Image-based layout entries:

>> Begin

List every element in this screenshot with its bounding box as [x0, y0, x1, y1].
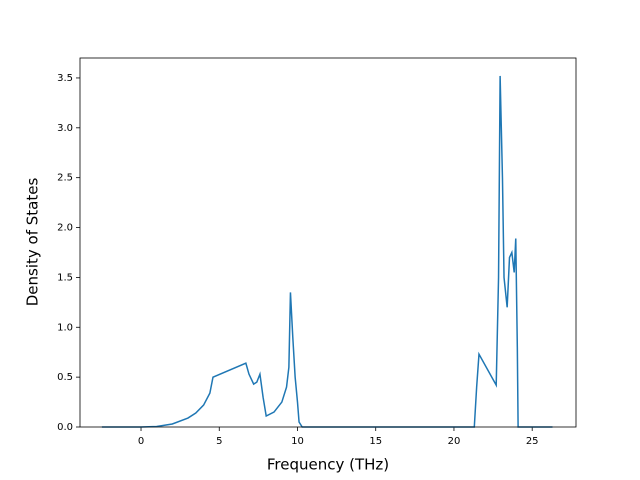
x-tick-label: 25	[526, 436, 539, 447]
y-tick-label: 3.5	[57, 73, 73, 84]
y-tick-label: 2.0	[57, 223, 73, 234]
y-tick-label: 0.5	[57, 372, 73, 383]
y-tick-label: 2.5	[57, 173, 73, 184]
x-axis-label: Frequency (THz)	[267, 456, 389, 474]
x-tick-label: 20	[448, 436, 461, 447]
y-tick-label: 0.0	[57, 422, 73, 433]
y-axis-label: Density of States	[24, 178, 42, 307]
x-tick-label: 15	[369, 436, 382, 447]
dos-line	[101, 75, 553, 428]
y-tick-label: 1.0	[57, 322, 73, 333]
y-tick-label: 1.5	[57, 272, 73, 283]
x-tick-label: 0	[138, 436, 144, 447]
plot-frame	[79, 57, 577, 428]
y-tick-label: 3.0	[57, 123, 73, 134]
x-tick-label: 5	[216, 436, 222, 447]
x-tick-label: 10	[291, 436, 304, 447]
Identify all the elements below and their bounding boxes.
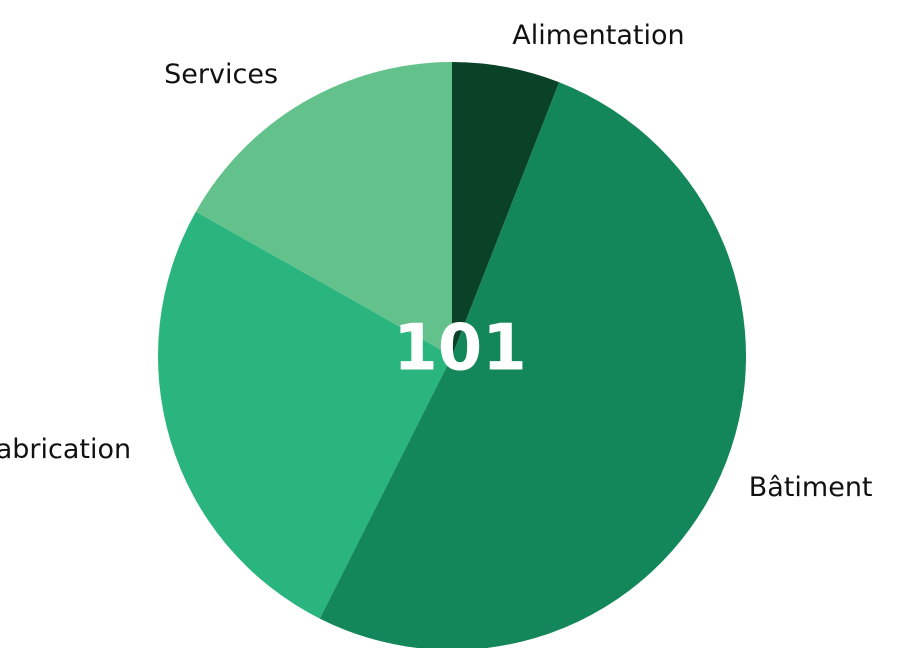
center-label: 101 xyxy=(393,312,527,386)
slice-label: Fabrication xyxy=(0,434,131,465)
pie-slice xyxy=(452,62,560,356)
pie-slice xyxy=(195,62,452,356)
pie-slice xyxy=(158,211,453,619)
slice-label: Bâtiment xyxy=(749,472,873,503)
pie-slice xyxy=(319,82,747,651)
slices xyxy=(158,62,747,651)
slice-label: Alimentation xyxy=(512,20,684,51)
slice-label: Services xyxy=(164,59,278,90)
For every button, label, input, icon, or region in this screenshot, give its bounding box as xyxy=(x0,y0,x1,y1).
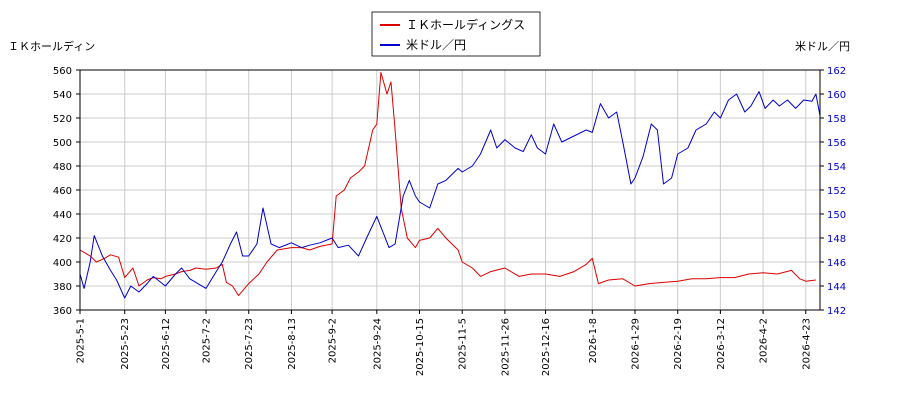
x-axis: 2025-5-1 2025-5-23 2025-6-12 2025-7-2 2025-7… xyxy=(76,310,812,376)
series-line-ik-holdings xyxy=(79,71,816,297)
left-axis-title: ＩＫホールディン xyxy=(8,39,95,53)
right-tick-label: 142 xyxy=(827,306,846,317)
right-tick-label: 146 xyxy=(827,258,846,269)
grid-lines xyxy=(79,69,820,311)
series-line-usdjpy xyxy=(79,91,821,299)
x-tick-label: 2025-6-12 xyxy=(161,318,172,370)
x-tick-label: 2025-11-5 xyxy=(458,318,469,370)
x-tick-label: 2025-11-26 xyxy=(500,318,511,376)
series-layer xyxy=(79,71,821,299)
left-tick-label: 520 xyxy=(53,114,72,125)
left-axis: 360 380 400 420 440 460 480 500 520 540 560 xyxy=(53,66,80,317)
x-tick-label: 2025-9-2 xyxy=(328,318,339,363)
right-axis-title: 米ドル／円 xyxy=(795,40,850,53)
left-tick-label: 500 xyxy=(53,138,72,149)
x-tick-label: 2026-1-8 xyxy=(588,318,599,363)
legend-box xyxy=(371,11,541,57)
x-tick-label: 2026-1-29 xyxy=(631,318,642,370)
left-tick-label: 440 xyxy=(53,210,72,221)
left-tick-label: 360 xyxy=(53,306,72,317)
right-tick-label: 158 xyxy=(827,114,846,125)
right-tick-label: 148 xyxy=(827,234,846,245)
legend: ＩＫホールディングス 米ドル／円 xyxy=(371,11,541,57)
right-axis: 142 144 146 148 150 152 154 156 158 160 162 xyxy=(820,66,846,317)
x-tick-label: 2026-4-2 xyxy=(759,318,770,363)
right-tick-label: 154 xyxy=(827,162,846,173)
legend-label-ik: ＩＫホールディングス xyxy=(406,17,525,32)
left-tick-label: 460 xyxy=(53,186,72,197)
right-tick-label: 156 xyxy=(827,138,846,149)
x-tick-label: 2025-9-24 xyxy=(372,318,383,370)
x-tick-label: 2025-5-1 xyxy=(76,318,87,363)
left-tick-label: 560 xyxy=(53,66,72,77)
x-tick-label: 2026-4-23 xyxy=(801,318,812,370)
x-tick-label: 2025-5-23 xyxy=(120,318,131,370)
left-tick-label: 480 xyxy=(53,162,72,173)
left-tick-label: 420 xyxy=(53,234,72,245)
right-tick-label: 152 xyxy=(827,186,846,197)
right-tick-label: 150 xyxy=(827,210,846,221)
x-tick-label: 2025-7-2 xyxy=(202,318,213,363)
x-tick-label: 2026-3-12 xyxy=(716,318,727,370)
x-tick-label: 2025-8-13 xyxy=(287,318,298,370)
x-tick-label: 2025-7-23 xyxy=(244,318,255,370)
x-tick-label: 2025-12-16 xyxy=(541,318,552,376)
right-tick-label: 144 xyxy=(827,282,846,293)
x-tick-label: 2026-2-19 xyxy=(673,318,684,370)
left-tick-label: 380 xyxy=(53,282,72,293)
legend-label-usdjpy: 米ドル／円 xyxy=(406,38,466,52)
right-tick-label: 162 xyxy=(827,66,846,77)
left-tick-label: 540 xyxy=(53,90,72,101)
right-tick-label: 160 xyxy=(827,90,846,101)
x-tick-label: 2025-10-15 xyxy=(415,318,426,376)
left-tick-label: 400 xyxy=(53,258,72,269)
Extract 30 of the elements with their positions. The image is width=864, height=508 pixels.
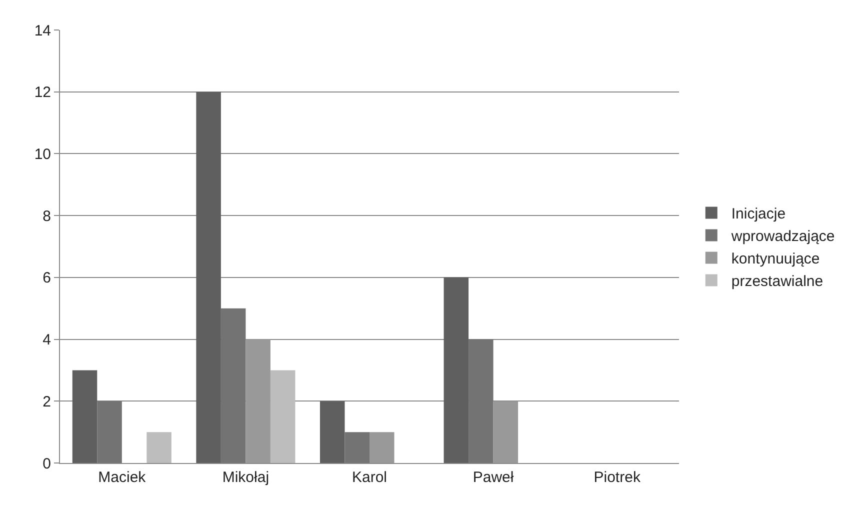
- bar: [72, 370, 98, 463]
- x-tick-label: Paweł: [472, 469, 514, 486]
- y-tick-label: 12: [34, 84, 51, 102]
- bar: [344, 432, 370, 463]
- bar: [493, 401, 518, 463]
- legend-label: kontynuujące: [731, 250, 820, 268]
- legend-label: przestawialne: [731, 273, 824, 290]
- bar: [444, 277, 469, 463]
- y-tick-label: 6: [42, 270, 51, 287]
- legend-label: wprowadzające: [730, 228, 835, 246]
- x-tick-label: Mikołaj: [222, 469, 270, 486]
- y-tick-label: 0: [42, 455, 51, 472]
- x-tick-label: Maciek: [98, 469, 146, 486]
- x-tick-label: Piotrek: [594, 469, 641, 486]
- legend-label: Inicjacje: [731, 206, 786, 223]
- bar: [320, 401, 345, 463]
- bar: [97, 401, 122, 463]
- bar: [370, 432, 394, 463]
- y-tick-label: 2: [42, 393, 51, 410]
- x-tick-label: Karol: [352, 469, 388, 486]
- bar: [468, 339, 494, 463]
- y-tick-label: 8: [42, 208, 51, 225]
- y-tick-label: 14: [34, 22, 51, 40]
- bar: [146, 432, 172, 463]
- y-tick-label: 4: [42, 332, 51, 349]
- bar: [246, 339, 270, 463]
- y-tick-label: 10: [34, 146, 51, 163]
- bar: [196, 92, 221, 463]
- bar: [220, 308, 246, 463]
- bar: [270, 370, 296, 463]
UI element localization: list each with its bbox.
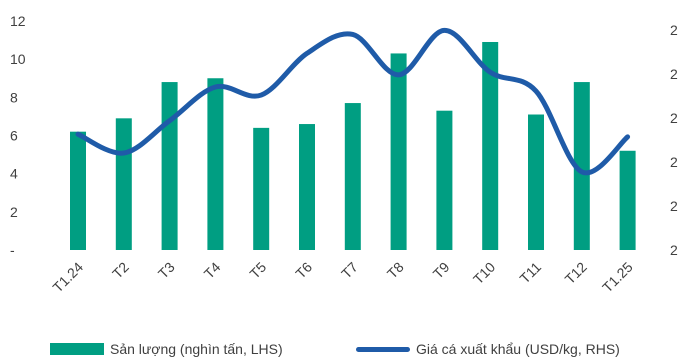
x-tick-label: T6 bbox=[292, 259, 315, 282]
x-tick-label: T2 bbox=[109, 259, 132, 282]
legend-line-label: Giá cá xuất khẩu (USD/kg, RHS) bbox=[416, 341, 620, 357]
legend-item-bar: Sản lượng (nghìn tấn, LHS) bbox=[50, 338, 283, 360]
left-tick-label: 6 bbox=[10, 128, 18, 144]
left-tick-label: 10 bbox=[10, 51, 26, 67]
price-line bbox=[75, 27, 631, 176]
right-tick-label: 2 bbox=[670, 242, 678, 258]
left-tick-label: 8 bbox=[10, 89, 18, 105]
x-tick-label: T7 bbox=[338, 259, 361, 282]
left-tick-label: - bbox=[10, 242, 15, 258]
bar bbox=[436, 110, 453, 250]
legend-line-swatch bbox=[356, 346, 410, 352]
right-axis-ticks: 2 2 2 2 2 2 bbox=[670, 22, 678, 258]
x-tick-label: T8 bbox=[384, 259, 407, 282]
bar bbox=[161, 82, 178, 250]
x-tick-label: T1.25 bbox=[599, 259, 636, 296]
bar bbox=[207, 78, 224, 250]
x-tick-label: T3 bbox=[155, 259, 178, 282]
left-tick-label: 2 bbox=[10, 204, 18, 220]
x-tick-label: T12 bbox=[562, 259, 591, 288]
bar bbox=[482, 41, 499, 250]
right-tick-label: 2 bbox=[670, 110, 678, 126]
x-tick-label: T9 bbox=[430, 259, 453, 282]
legend-bar-label: Sản lượng (nghìn tấn, LHS) bbox=[110, 341, 283, 357]
right-tick-label: 2 bbox=[670, 198, 678, 214]
left-axis-ticks: - 2 4 6 8 10 12 bbox=[10, 13, 26, 258]
legend-item-line: Giá cá xuất khẩu (USD/kg, RHS) bbox=[356, 338, 620, 360]
bar bbox=[390, 53, 407, 250]
x-tick-label: T10 bbox=[470, 259, 499, 288]
bar bbox=[299, 124, 315, 250]
bar bbox=[115, 118, 132, 250]
bar bbox=[528, 114, 544, 250]
right-tick-label: 2 bbox=[670, 154, 678, 170]
x-axis-ticks: T1.24 T2 T3 T4 T5 T6 T7 T8 T9 T10 T11 T12 T1.25 bbox=[49, 259, 635, 296]
bar bbox=[573, 82, 590, 250]
left-tick-label: 4 bbox=[10, 166, 18, 182]
bar bbox=[253, 127, 270, 250]
x-tick-label: T11 bbox=[516, 259, 544, 287]
x-tick-label: T5 bbox=[246, 259, 269, 282]
bar bbox=[344, 103, 361, 250]
legend-bar-swatch bbox=[50, 343, 104, 355]
x-tick-label: T1.24 bbox=[49, 259, 86, 296]
bar bbox=[70, 131, 86, 250]
x-tick-label: T4 bbox=[201, 259, 224, 282]
bar-series bbox=[70, 41, 636, 250]
bar bbox=[619, 150, 636, 250]
legend: Sản lượng (nghìn tấn, LHS) Giá cá xuất k… bbox=[0, 338, 681, 360]
left-tick-label: 12 bbox=[10, 13, 26, 29]
right-tick-label: 2 bbox=[670, 22, 678, 38]
right-tick-label: 2 bbox=[670, 66, 678, 82]
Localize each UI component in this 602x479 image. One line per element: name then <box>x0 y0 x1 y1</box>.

>> End

REQUIRED TASK:
Lay out as a JSON list of strings, one per line and skipping blank lines, only the lines from the line with "center-label: 101 xyxy=(393,312,527,386)" up to and including the line with "For every button, label, input, icon, or".

ANSWER TO THIS TASK:
[
  "center-label: 101 xyxy=(393,312,527,386)",
  "slice-label: Fabrication xyxy=(0,434,131,465)",
  "pie-slice xyxy=(452,62,560,356)",
  "pie-slice xyxy=(195,62,452,356)",
  "pie-slice xyxy=(158,211,453,619)",
  "slice-label: Bâtiment xyxy=(749,472,873,503)",
  "pie-slice xyxy=(319,82,747,651)",
  "slices xyxy=(158,62,747,651)",
  "slice-label: Alimentation xyxy=(512,20,684,51)",
  "slice-label: Services xyxy=(164,59,278,90)",
  "For every button, label, input, icon, or region in this screenshot, give its bounding box as xyxy=(x0,y0,x1,y1)."
]